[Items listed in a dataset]

==========

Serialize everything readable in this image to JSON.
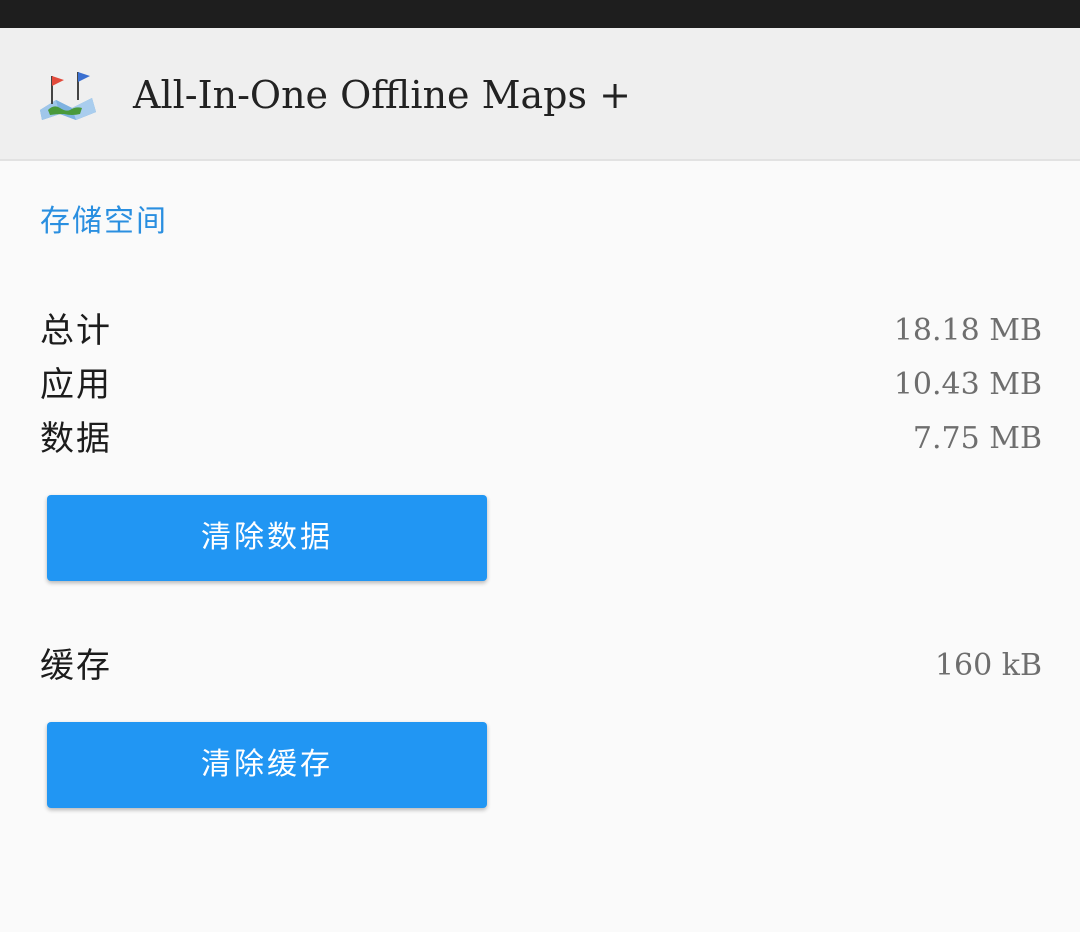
{
  "status_bar": {},
  "app_bar": {
    "icon": "offline-maps-app-icon",
    "title": "All-In-One Offline Maps +"
  },
  "storage": {
    "section_title": "存储空间",
    "total": {
      "label": "总计",
      "value": "18.18 MB"
    },
    "app": {
      "label": "应用",
      "value": "10.43 MB"
    },
    "data": {
      "label": "数据",
      "value": "7.75 MB"
    },
    "clear_data_label": "清除数据",
    "cache": {
      "label": "缓存",
      "value": "160 kB"
    },
    "clear_cache_label": "清除缓存"
  },
  "colors": {
    "accent": "#2196f3",
    "section_header": "#2a8fe0",
    "app_bar_bg": "#efefef",
    "status_bar_bg": "#1e1e1e"
  }
}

==========

Work to do: Lines of the material that contain the word "value" are to be gathered.

Full answer:
      "value": "18.18 MB"
      "value": "10.43 MB"
      "value": "7.75 MB"
      "value": "160 kB"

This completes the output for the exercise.